** START OF RECORDS PROVIDED **

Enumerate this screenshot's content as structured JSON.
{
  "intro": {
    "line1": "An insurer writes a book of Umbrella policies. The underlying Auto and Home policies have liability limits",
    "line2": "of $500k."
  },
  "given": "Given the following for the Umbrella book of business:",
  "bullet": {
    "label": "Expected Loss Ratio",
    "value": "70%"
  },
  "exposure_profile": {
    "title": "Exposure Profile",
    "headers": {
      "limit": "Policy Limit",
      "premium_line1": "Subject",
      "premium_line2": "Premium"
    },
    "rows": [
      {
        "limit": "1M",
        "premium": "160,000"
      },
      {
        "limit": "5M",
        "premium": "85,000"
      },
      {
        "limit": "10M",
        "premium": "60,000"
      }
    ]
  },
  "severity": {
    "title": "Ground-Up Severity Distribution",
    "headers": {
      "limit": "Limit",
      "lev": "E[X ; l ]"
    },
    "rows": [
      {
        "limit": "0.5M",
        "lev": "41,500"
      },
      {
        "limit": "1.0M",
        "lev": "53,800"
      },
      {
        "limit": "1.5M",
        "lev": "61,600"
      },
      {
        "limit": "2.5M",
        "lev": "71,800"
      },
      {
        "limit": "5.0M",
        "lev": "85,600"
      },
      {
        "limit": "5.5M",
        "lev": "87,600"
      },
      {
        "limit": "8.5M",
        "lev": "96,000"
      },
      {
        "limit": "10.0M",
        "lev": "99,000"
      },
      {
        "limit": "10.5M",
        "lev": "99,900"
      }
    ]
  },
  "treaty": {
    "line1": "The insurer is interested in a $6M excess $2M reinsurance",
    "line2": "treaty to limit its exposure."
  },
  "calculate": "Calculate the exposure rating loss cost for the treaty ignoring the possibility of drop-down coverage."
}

** END OF RECORDS PROVIDED **

OBJECTIVE. In the listing above, count each line that holds the string "insurer". Give the number only.

COMPLETED EXERCISE. 2